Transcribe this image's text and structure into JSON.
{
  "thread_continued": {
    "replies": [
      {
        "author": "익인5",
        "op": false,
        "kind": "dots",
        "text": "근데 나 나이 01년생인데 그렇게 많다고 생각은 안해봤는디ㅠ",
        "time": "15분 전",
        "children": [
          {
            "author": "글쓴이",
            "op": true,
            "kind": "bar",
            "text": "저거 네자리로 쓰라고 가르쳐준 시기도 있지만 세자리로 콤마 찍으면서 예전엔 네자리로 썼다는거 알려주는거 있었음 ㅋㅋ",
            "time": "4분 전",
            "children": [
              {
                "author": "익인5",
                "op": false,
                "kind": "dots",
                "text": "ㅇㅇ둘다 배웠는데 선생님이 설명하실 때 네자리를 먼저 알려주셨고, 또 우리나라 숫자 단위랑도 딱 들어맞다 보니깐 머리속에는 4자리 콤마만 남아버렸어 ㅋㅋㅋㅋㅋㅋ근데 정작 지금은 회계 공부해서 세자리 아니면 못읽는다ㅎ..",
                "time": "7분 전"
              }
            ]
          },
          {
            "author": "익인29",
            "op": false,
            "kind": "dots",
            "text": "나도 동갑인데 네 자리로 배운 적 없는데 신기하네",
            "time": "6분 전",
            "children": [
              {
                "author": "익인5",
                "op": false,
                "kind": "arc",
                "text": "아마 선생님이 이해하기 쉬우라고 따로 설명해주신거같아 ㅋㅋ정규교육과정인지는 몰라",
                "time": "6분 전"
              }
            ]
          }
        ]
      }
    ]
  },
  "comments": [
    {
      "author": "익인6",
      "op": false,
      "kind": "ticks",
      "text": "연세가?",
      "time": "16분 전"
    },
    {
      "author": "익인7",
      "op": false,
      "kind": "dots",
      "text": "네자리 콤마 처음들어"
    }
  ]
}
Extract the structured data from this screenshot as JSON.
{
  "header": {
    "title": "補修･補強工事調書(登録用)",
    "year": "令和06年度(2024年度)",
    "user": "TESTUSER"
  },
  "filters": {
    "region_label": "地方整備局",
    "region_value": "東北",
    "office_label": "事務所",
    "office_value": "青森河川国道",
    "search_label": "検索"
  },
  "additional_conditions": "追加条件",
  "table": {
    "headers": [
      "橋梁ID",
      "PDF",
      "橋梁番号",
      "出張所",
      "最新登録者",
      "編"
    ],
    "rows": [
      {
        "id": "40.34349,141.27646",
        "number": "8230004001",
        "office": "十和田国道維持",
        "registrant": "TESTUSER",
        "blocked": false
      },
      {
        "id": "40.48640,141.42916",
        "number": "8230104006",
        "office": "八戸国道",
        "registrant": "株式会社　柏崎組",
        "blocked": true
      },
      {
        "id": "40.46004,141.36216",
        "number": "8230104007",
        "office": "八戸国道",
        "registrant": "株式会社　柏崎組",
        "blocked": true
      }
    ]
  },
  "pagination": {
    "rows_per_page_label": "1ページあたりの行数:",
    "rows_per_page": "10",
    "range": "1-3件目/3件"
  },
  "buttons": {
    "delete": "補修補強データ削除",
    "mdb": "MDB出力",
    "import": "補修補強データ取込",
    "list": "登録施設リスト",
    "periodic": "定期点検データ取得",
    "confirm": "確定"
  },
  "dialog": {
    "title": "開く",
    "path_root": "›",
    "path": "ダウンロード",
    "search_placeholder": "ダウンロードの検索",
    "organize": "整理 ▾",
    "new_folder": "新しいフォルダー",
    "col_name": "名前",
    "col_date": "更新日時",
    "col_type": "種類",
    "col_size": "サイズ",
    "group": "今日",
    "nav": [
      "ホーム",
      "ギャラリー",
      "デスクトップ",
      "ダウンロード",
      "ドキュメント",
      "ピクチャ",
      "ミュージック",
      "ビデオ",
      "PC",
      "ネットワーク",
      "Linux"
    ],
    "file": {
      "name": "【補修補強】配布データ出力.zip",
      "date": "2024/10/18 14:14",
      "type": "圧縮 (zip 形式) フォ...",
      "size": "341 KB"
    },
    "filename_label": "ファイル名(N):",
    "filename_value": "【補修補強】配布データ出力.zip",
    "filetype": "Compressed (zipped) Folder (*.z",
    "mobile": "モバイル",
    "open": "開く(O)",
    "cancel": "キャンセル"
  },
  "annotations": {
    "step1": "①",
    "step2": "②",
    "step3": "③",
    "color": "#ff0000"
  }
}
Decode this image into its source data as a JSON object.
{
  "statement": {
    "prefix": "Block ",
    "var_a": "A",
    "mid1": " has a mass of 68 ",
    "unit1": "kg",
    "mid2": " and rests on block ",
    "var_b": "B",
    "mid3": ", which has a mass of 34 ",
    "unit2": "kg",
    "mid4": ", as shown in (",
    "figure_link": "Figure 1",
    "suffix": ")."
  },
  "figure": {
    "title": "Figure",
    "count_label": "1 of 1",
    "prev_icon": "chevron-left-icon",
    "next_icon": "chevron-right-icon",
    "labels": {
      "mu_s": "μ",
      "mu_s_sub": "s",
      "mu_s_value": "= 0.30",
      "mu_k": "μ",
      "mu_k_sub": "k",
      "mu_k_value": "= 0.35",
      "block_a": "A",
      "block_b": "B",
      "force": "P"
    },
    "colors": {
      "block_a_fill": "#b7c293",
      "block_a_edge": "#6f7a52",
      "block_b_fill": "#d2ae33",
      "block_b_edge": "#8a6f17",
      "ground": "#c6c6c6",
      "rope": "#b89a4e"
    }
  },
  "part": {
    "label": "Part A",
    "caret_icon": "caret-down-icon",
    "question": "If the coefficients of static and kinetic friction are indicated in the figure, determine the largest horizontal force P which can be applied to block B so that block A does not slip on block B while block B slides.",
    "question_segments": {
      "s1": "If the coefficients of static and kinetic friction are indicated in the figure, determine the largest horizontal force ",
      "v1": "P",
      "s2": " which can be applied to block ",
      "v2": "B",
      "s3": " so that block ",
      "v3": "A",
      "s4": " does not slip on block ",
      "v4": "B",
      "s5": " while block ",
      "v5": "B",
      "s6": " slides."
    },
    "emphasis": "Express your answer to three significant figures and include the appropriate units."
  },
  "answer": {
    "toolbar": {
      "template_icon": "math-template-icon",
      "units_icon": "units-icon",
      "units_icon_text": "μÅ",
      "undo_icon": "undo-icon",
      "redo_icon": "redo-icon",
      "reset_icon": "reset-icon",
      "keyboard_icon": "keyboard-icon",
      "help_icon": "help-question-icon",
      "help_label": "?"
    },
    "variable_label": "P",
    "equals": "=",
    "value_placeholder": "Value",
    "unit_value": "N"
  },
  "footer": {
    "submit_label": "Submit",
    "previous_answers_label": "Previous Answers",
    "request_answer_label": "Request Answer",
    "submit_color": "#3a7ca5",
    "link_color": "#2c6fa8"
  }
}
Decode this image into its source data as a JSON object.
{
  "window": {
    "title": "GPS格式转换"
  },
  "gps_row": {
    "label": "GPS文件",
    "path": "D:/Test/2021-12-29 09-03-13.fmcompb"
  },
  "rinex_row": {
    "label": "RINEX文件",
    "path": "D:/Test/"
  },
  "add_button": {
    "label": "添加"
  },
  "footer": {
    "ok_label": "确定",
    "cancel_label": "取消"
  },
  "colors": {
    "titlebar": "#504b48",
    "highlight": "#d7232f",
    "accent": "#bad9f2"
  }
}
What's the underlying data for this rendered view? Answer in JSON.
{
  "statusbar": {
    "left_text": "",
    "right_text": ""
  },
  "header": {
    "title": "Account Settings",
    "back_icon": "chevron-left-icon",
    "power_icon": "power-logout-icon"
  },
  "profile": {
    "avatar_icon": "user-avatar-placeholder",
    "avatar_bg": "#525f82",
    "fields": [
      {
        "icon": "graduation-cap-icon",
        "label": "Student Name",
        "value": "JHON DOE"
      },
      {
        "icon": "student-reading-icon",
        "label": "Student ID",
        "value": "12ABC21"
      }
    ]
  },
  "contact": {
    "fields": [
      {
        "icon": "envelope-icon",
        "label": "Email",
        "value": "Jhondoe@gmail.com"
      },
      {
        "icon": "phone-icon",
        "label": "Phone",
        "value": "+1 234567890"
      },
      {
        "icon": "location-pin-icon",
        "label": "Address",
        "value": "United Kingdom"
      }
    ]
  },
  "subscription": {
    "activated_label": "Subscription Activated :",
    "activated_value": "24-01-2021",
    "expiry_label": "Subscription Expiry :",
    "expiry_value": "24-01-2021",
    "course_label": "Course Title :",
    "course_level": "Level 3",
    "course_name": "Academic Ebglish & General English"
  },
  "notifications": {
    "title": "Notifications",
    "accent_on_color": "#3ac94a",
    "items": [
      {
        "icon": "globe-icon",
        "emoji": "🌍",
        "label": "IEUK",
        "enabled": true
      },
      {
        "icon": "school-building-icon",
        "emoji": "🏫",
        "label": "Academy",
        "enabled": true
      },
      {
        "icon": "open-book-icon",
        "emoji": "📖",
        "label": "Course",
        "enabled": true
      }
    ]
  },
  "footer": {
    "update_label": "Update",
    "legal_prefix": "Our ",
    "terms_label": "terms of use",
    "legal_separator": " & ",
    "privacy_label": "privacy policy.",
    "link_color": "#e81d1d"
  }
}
######
Exercise details |
Return every line in the listing that contains the word "indicated".

Output for this exercise |
    "question": "If the coefficients of static and kinetic friction are indicated in the figure, determine the largest horizontal force P which can be applied to block B so that block A does not slip on block B while block B slides.",
      "s1": "If the coefficients of static and kinetic friction are indicated in the figure, determine the largest horizontal force ",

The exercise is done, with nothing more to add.